▶ YOUR OBJECTIVE
Locate the lines of the listing below that hold "HARM", then copy each of them.

▶ PROVIDED INFORMATION
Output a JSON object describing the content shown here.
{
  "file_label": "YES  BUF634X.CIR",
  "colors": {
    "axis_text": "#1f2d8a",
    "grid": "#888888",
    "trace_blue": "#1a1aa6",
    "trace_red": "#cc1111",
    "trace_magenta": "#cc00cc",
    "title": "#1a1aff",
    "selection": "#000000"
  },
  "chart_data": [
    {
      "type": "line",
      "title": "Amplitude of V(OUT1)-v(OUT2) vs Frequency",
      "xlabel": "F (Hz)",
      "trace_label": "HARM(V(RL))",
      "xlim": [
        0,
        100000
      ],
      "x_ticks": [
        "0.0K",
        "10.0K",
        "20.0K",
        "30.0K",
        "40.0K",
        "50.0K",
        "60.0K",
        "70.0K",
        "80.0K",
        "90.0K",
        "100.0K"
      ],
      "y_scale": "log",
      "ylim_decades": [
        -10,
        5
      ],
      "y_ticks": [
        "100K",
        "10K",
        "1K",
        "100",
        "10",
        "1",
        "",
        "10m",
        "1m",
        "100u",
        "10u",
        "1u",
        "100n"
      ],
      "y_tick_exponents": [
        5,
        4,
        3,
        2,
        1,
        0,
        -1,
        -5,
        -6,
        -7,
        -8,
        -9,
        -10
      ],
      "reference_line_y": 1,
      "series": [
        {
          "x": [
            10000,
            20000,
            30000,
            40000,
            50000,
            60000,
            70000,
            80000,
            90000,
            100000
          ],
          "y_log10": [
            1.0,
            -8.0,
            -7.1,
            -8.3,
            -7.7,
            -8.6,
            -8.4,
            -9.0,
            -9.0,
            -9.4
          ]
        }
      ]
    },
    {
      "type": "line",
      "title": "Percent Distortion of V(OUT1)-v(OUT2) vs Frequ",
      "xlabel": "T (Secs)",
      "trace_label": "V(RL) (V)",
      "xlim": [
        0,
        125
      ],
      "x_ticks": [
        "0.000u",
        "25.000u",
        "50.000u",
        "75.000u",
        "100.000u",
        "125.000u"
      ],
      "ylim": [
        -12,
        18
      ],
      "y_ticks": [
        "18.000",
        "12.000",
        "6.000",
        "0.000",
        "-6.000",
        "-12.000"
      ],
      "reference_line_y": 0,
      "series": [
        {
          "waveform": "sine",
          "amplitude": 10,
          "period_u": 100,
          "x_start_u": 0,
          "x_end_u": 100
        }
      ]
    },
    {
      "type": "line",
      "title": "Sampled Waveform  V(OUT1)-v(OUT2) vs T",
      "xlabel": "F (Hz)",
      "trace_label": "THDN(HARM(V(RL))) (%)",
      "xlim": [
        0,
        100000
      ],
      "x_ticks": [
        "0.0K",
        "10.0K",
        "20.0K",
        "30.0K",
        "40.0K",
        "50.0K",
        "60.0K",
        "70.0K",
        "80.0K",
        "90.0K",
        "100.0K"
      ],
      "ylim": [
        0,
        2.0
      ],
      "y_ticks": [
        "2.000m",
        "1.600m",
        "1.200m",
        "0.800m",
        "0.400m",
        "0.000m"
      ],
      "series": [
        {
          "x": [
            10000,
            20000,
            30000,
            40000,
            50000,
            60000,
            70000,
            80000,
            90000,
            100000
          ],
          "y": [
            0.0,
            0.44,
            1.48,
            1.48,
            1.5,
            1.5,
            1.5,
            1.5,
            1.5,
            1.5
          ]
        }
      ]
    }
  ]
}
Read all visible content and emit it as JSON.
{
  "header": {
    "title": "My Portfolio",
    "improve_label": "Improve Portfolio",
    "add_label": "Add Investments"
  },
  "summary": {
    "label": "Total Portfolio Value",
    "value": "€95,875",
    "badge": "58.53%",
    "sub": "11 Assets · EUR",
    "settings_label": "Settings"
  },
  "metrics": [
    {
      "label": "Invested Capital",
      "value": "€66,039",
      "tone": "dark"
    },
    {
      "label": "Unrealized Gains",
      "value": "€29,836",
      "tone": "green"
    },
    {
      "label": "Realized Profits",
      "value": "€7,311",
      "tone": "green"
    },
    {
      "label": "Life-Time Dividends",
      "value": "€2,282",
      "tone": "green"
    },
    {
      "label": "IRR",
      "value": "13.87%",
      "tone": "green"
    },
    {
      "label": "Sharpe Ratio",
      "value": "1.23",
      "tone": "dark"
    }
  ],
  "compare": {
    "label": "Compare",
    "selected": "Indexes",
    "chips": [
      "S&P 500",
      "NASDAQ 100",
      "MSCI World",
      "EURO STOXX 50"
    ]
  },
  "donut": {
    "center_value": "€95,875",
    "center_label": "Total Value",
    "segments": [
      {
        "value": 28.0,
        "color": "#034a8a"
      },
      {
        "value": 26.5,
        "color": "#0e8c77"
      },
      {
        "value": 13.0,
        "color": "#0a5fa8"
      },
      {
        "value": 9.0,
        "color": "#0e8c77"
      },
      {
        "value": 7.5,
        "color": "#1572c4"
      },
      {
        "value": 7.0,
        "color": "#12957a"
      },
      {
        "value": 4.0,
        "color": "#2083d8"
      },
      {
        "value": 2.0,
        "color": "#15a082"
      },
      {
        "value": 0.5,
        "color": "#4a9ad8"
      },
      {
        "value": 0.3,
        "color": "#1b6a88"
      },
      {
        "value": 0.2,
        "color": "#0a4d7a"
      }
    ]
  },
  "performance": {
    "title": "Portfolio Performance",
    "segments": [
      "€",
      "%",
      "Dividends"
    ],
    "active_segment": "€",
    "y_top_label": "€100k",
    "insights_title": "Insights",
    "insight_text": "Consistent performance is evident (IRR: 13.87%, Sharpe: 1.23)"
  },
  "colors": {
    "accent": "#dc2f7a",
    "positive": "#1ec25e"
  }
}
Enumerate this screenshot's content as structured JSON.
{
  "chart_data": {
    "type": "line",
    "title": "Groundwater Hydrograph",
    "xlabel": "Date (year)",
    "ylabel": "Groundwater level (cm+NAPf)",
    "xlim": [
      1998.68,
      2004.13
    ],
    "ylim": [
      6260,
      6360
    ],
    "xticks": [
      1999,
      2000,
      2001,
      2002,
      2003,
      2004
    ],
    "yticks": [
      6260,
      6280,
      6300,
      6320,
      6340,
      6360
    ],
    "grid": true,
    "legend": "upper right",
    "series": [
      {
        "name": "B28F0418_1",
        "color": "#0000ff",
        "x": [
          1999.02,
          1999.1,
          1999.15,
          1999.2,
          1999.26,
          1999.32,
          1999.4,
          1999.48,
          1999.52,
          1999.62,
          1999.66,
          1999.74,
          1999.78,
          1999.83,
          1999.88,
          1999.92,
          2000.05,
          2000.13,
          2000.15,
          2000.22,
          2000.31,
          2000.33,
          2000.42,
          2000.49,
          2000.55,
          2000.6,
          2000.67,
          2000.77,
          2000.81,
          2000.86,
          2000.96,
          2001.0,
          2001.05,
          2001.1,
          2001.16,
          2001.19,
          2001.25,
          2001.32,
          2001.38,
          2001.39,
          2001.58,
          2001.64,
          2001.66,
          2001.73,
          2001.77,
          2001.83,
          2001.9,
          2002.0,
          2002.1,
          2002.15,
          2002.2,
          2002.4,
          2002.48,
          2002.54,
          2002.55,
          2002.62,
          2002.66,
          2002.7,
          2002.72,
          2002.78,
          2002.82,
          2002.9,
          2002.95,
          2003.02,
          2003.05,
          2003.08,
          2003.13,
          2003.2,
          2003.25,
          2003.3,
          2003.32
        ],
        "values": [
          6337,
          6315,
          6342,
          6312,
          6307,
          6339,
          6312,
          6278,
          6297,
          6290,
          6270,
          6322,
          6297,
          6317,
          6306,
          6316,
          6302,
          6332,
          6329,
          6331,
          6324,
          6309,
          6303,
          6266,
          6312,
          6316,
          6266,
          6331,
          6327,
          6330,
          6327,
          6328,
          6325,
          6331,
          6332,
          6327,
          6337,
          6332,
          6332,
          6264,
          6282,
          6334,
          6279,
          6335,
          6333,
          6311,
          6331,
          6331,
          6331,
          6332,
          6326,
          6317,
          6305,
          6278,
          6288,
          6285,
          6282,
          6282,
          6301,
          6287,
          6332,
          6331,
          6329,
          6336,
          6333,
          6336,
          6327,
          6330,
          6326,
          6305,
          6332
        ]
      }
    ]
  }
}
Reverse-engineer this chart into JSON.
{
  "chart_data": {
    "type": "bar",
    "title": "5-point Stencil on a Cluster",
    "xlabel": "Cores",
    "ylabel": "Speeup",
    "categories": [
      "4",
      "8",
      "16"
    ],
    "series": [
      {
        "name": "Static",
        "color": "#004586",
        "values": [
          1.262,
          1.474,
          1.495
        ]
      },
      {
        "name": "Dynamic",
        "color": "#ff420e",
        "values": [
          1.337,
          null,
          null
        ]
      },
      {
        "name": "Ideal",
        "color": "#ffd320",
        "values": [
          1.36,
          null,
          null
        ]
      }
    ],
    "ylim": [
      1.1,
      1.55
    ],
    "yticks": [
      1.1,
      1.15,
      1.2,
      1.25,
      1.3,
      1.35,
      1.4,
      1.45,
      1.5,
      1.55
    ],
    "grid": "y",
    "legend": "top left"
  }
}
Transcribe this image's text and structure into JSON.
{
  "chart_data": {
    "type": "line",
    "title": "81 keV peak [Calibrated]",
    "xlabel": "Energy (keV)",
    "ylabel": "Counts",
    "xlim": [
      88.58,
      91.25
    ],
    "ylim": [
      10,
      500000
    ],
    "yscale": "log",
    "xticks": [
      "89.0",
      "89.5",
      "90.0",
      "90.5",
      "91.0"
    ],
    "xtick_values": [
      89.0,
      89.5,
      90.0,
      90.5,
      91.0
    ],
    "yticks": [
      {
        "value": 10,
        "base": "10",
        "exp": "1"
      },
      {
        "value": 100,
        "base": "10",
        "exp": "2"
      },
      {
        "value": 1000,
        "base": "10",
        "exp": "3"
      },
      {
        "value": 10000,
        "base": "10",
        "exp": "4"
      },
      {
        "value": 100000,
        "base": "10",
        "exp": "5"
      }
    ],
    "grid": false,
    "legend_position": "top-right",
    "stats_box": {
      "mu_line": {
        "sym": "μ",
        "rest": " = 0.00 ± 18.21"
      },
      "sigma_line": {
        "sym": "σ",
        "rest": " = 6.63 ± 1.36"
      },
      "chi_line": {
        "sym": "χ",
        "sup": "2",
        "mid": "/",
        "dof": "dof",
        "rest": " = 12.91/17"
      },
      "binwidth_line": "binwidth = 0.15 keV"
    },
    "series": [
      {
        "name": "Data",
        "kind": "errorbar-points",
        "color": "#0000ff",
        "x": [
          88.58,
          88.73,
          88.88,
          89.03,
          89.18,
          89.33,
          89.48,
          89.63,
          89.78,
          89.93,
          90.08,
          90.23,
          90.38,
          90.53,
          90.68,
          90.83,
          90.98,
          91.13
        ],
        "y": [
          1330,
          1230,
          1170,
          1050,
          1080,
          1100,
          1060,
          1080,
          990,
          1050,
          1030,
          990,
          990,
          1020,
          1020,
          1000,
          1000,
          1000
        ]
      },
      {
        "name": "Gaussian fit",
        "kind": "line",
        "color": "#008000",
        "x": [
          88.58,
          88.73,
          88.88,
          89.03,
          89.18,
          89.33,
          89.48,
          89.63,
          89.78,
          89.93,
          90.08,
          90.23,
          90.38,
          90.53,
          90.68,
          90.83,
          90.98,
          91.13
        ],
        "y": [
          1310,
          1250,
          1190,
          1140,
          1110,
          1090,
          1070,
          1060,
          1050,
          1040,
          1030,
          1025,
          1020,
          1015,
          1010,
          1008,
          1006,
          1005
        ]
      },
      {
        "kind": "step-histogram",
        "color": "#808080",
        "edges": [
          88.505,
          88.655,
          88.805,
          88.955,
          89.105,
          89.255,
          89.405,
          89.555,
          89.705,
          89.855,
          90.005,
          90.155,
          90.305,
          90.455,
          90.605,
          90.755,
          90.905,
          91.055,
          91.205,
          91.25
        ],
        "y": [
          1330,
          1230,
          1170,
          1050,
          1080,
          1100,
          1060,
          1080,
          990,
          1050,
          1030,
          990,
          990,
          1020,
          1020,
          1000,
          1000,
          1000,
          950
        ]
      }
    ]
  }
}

▶ EXPECTED OUTPUT
      "trace_label": "HARM(V(RL))",
      "trace_label": "THDN(HARM(V(RL))) (%)",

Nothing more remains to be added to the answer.